Provided information.
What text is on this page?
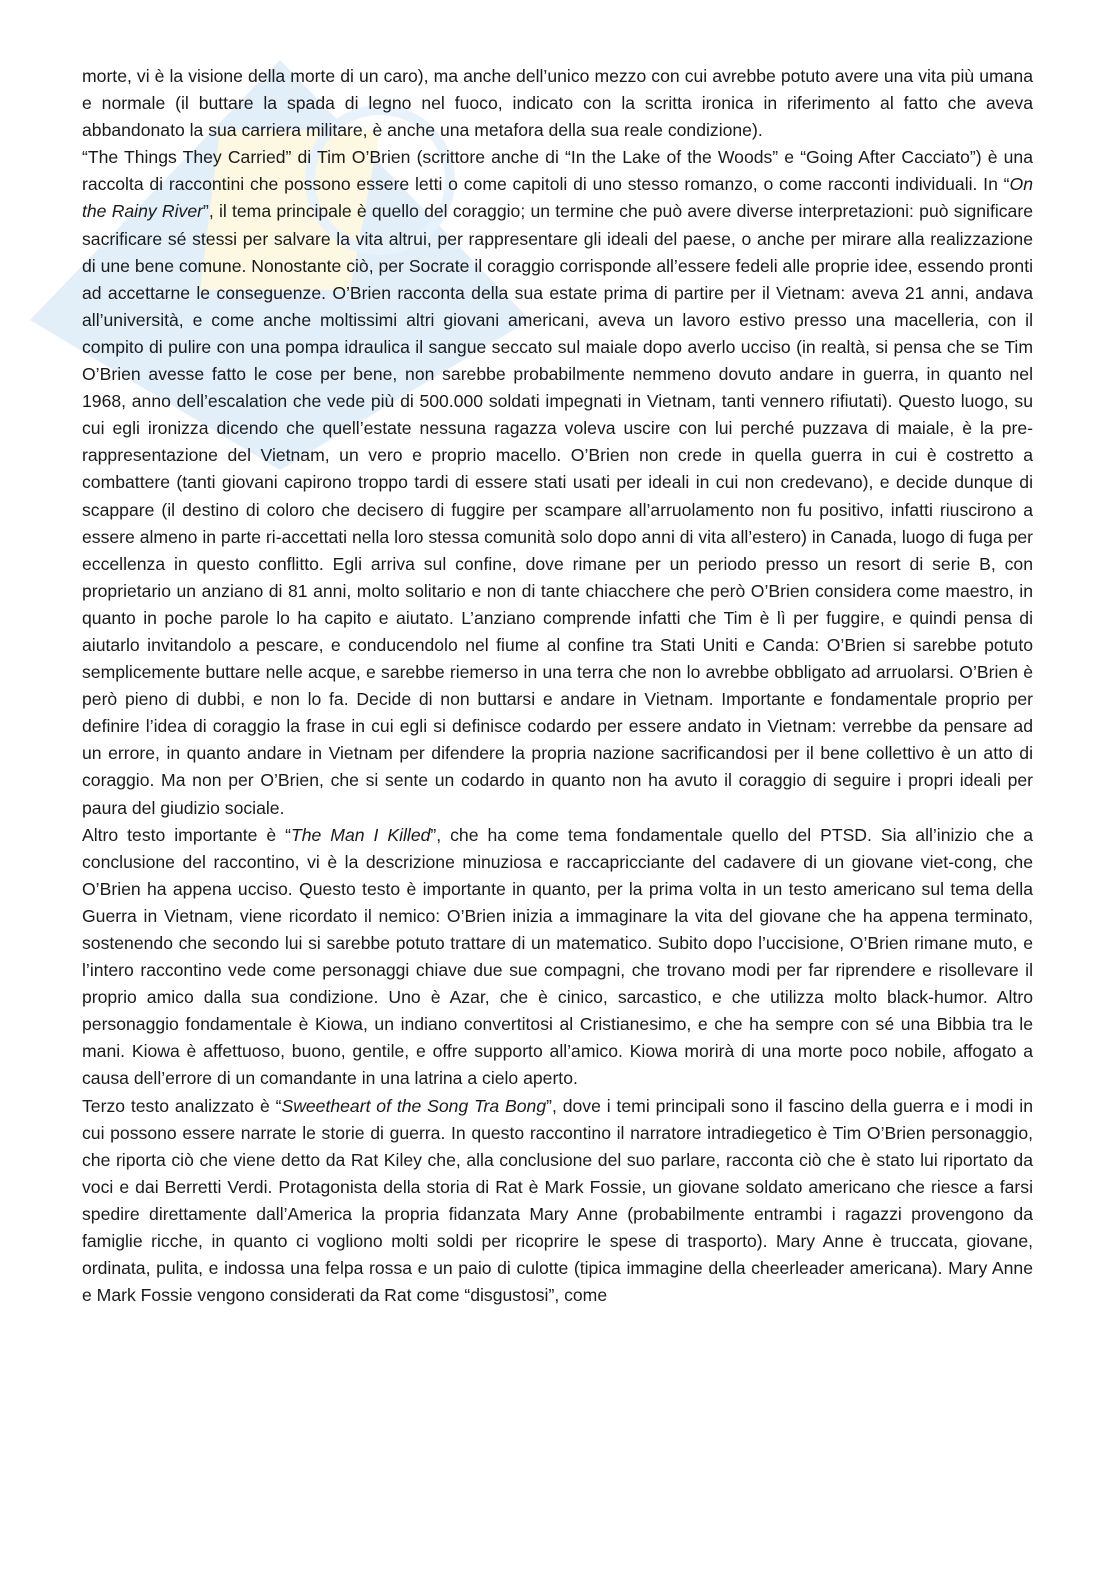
morte, vi è la visione della morte di un caro), ma anche dell’unico mezzo con cui avrebbe potuto avere una vita più umana e normale (il buttare la spada di legno nel fuoco, indicato con la scritta ironica in riferimento al fatto che aveva abbandonato la sua carriera militare, è anche una metafora della sua reale condizione).

“The Things They Carried” di Tim O’Brien (scrittore anche di “In the Lake of the Woods” e “Going After Cacciato”) è una raccolta di raccontini che possono essere letti o come capitoli di uno stesso romanzo, o come racconti individuali. In “On the Rainy River”, il tema principale è quello del coraggio; un termine che può avere diverse interpretazioni: può significare sacrificare sé stessi per salvare la vita altrui, per rappresentare gli ideali del paese, o anche per mirare alla realizzazione di une bene comune. Nonostante ciò, per Socrate il coraggio corrisponde all’essere fedeli alle proprie idee, essendo pronti ad accettarne le conseguenze. O’Brien racconta della sua estate prima di partire per il Vietnam: aveva 21 anni, andava all’università, e come anche moltissimi altri giovani americani, aveva un lavoro estivo presso una macelleria, con il compito di pulire con una pompa idraulica il sangue seccato sul maiale dopo averlo ucciso (in realtà, si pensa che se Tim O’Brien avesse fatto le cose per bene, non sarebbe probabilmente nemmeno dovuto andare in guerra, in quanto nel 1968, anno dell’escalation che vede più di 500.000 soldati impegnati in Vietnam, tanti vennero rifiutati). Questo luogo, su cui egli ironizza dicendo che quell’estate nessuna ragazza voleva uscire con lui perché puzzava di maiale, è la pre-rappresentazione del Vietnam, un vero e proprio macello. O’Brien non crede in quella guerra in cui è costretto a combattere (tanti giovani capirono troppo tardi di essere stati usati per ideali in cui non credevano), e decide dunque di scappare (il destino di coloro che decisero di fuggire per scampare all’arruolamento non fu positivo, infatti riuscirono a essere almeno in parte ri-accettati nella loro stessa comunità solo dopo anni di vita all’estero) in Canada, luogo di fuga per eccellenza in questo conflitto. Egli arriva sul confine, dove rimane per un periodo presso un resort di serie B, con proprietario un anziano di 81 anni, molto solitario e non di tante chiacchere che però O’Brien considera come maestro, in quanto in poche parole lo ha capito e aiutato. L’anziano comprende infatti che Tim è lì per fuggire, e quindi pensa di aiutarlo invitandolo a pescare, e conducendolo nel fiume al confine tra Stati Uniti e Canda: O’Brien si sarebbe potuto semplicemente buttare nelle acque, e sarebbe riemerso in una terra che non lo avrebbe obbligato ad arruolarsi. O’Brien è però pieno di dubbi, e non lo fa. Decide di non buttarsi e andare in Vietnam. Importante e fondamentale proprio per definire l’idea di coraggio la frase in cui egli si definisce codardo per essere andato in Vietnam: verrebbe da pensare ad un errore, in quanto andare in Vietnam per difendere la propria nazione sacrificandosi per il bene collettivo è un atto di coraggio. Ma non per O’Brien, che si sente un codardo in quanto non ha avuto il coraggio di seguire i propri ideali per paura del giudizio sociale.

Altro testo importante è “The Man I Killed”, che ha come tema fondamentale quello del PTSD. Sia all’inizio che a conclusione del raccontino, vi è la descrizione minuziosa e raccapricciante del cadavere di un giovane viet-cong, che O’Brien ha appena ucciso. Questo testo è importante in quanto, per la prima volta in un testo americano sul tema della Guerra in Vietnam, viene ricordato il nemico: O’Brien inizia a immaginare la vita del giovane che ha appena terminato, sostenendo che secondo lui si sarebbe potuto trattare di un matematico. Subito dopo l’uccisione, O’Brien rimane muto, e l’intero raccontino vede come personaggi chiave due sue compagni, che trovano modi per far riprendere e risollevare il proprio amico dalla sua condizione. Uno è Azar, che è cinico, sarcastico, e che utilizza molto black-humor. Altro personaggio fondamentale è Kiowa, un indiano convertitosi al Cristianesimo, e che ha sempre con sé una Bibbia tra le mani. Kiowa è affettuoso, buono, gentile, e offre supporto all’amico. Kiowa morirà di una morte poco nobile, affogato a causa dell’errore di un comandante in una latrina a cielo aperto.

Terzo testo analizzato è “Sweetheart of the Song Tra Bong”, dove i temi principali sono il fascino della guerra e i modi in cui possono essere narrate le storie di guerra. In questo raccontino il narratore intradiegetico è Tim O’Brien personaggio, che riporta ciò che viene detto da Rat Kiley che, alla conclusione del suo parlare, racconta ciò che è stato lui riportato da voci e dai Berretti Verdi. Protagonista della storia di Rat è Mark Fossie, un giovane soldato americano che riesce a farsi spedire direttamente dall’America la propria fidanzata Mary Anne (probabilmente entrambi i ragazzi provengono da famiglie ricche, in quanto ci vogliono molti soldi per ricoprire le spese di trasporto). Mary Anne è truccata, giovane, ordinata, pulita, e indossa una felpa rossa e un paio di culotte (tipica immagine della cheerleader americana). Mary Anne e Mark Fossie vengono considerati da Rat come “disgustosi”, come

What is required.
In the entries above, find lines with "condizione" and copy each.

Solved problem.
morte, vi è la visione della morte di un caro), ma anche dell’unico mezzo con cui avrebbe potuto avere una vita più umana e normale (il buttare la spada di legno nel fuoco, indicato con la scritta ironica in riferimento al fatto che aveva abbandonato la sua carriera militare, è anche una metafora della sua reale condizione).
Altro testo importante è “The Man I Killed”, che ha come tema fondamentale quello del PTSD. Sia all’inizio che a conclusione del raccontino, vi è la descrizione minuziosa e raccapricciante del cadavere di un giovane viet-cong, che O’Brien ha appena ucciso. Questo testo è importante in quanto, per la prima volta in un testo americano sul tema della Guerra in Vietnam, viene ricordato il nemico: O’Brien inizia a immaginare la vita del giovane che ha appena terminato, sostenendo che secondo lui si sarebbe potuto trattare di un matematico. Subito dopo l’uccisione, O’Brien rimane muto, e l’intero raccontino vede come personaggi chiave due sue compagni, che trovano modi per far riprendere e risollevare il proprio amico dalla sua condizione. Uno è Azar, che è cinico, sarcastico, e che utilizza molto black-humor. Altro personaggio fondamentale è Kiowa, un indiano convertitosi al Cristianesimo, e che ha sempre con sé una Bibbia tra le mani. Kiowa è affettuoso, buono, gentile, e offre supporto all’amico. Kiowa morirà di una morte poco nobile, affogato a causa dell’errore di un comandante in una latrina a cielo aperto.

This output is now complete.